**Document extract**
LORD DRONE’S MIGHTY FLEET STREET ORGAN,

 THE WORLD’S GREATEST ONLINE NEWSPAPER 

FOR 20 GLORIOUS YEARS 

CONTACT THE DRONE



*

THE DOG’S BOLLOCKINGS

Mirror editor Jack Nener was an expert
at giving his backbench a tongue-lashing 

Jack Nener with actress Janette Scott at Sandown Park, 1959

 There are bollockings… and then there are Fleet Street bollockings. Editors who delivered a tongue-lashing now of the kind that was common before we came over all corporate would probably be sued.


Consider this one, by Jack Nener, editor of the Daily Mirror from 1953 to 1961. Like most editors, Nener, a Welshman, had a fixation which his backbench would be unwise to forget.


He insisted that pictures of dogs be retouched before they got into the paper because the photographer’s flash would leave the impression that they had cataracts.


Tiring of his instruction being overlooked, Nener threatened to fire the whole backbench next time they failed to retouch the dog picture. Inevitably, it happened again.


“Who am I talking to?” Nener roared.


“Dick Dinsdale, Jack.”


“No, I’m not. You can’t be Dinsdale – Dinsdale is a newspaperman. I’m talking to some fucking imposter; some whoreson sewer rat who’s crawled onto the staff in order to sabotage the Mirror. Let me speak to Joe Grizzard.”


“Grizzard here, Jack.”


“Don’t ‘Jack’ me, you fucking useless bag of human ordure. How many times have I told you about dogs’ eyes? And still you…”


“But Jack…”


“Don’t interrupt me. Tomorrow, I’m going to trawl the gutters of Fleet Street and recruit a better team of men.”


“But, Jack…”


“What are you trying to say you half-baked excuse for an arsehole?”


“You haven’t read the caption to the picture, Jack, the dog really is blind.”


This spectacular – but not particularly rare – eruption of rage is recounted by Mike Molloy in his book The Happy Hack – A Memoir of Fleet Street in its Heyday.


(Given that the incident happened when he was a youth and the book wasn’t published until 2016, I dare say Molloy had to consult his contemporaneous notes.)


It is one of many gloriously outrageous tales that will transport anyone who was there back to the Street of Shame on gossamer wings.


Another concerns a revelation on newspaper layout that lasted him a lifetime, delivered by the new editor of the Sunday Pictorial, Lee Howard.


Molloy tells us that Howard, a well-to-do novelist before Fleet Street, was 6ft and weighed 22 stone. He wore Savile Row suits, drank “astonishing amounts of whisky” and smoked 100 Player’s a day.

**Required work**
Duplicate the stretch of the Fleet Street article from "(Given that the" through "Player’s a day.", word for word. The material has no connection to the Fleet Street article.

**Material provided**
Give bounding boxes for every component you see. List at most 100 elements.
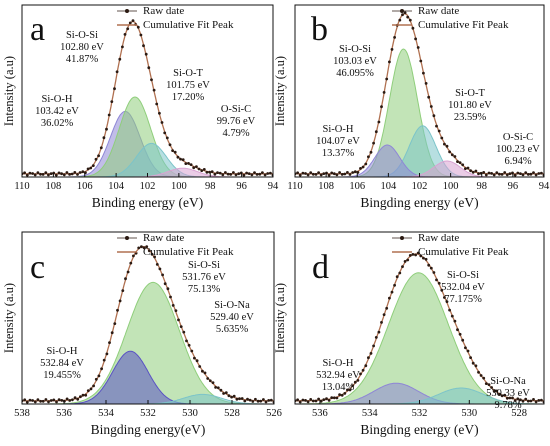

**Solved exercise**
(Given that the incident happened when he was a youth and the book wasn’t published until 2016, I dare say Molloy had to consult his contemporaneous notes.)


It is one of many gloriously outrageous tales that will transport anyone who was there back to the Street of Shame on gossamer wings.


Another concerns a revelation on newspaper layout that lasted him a lifetime, delivered by the new editor of the Sunday Pictorial, Lee Howard.


Molloy tells us that Howard, a well-to-do novelist before Fleet Street, was 6ft and weighed 22 stone. He wore Savile Row suits, drank “astonishing amounts of whisky” and smoked 100 Player’s a day.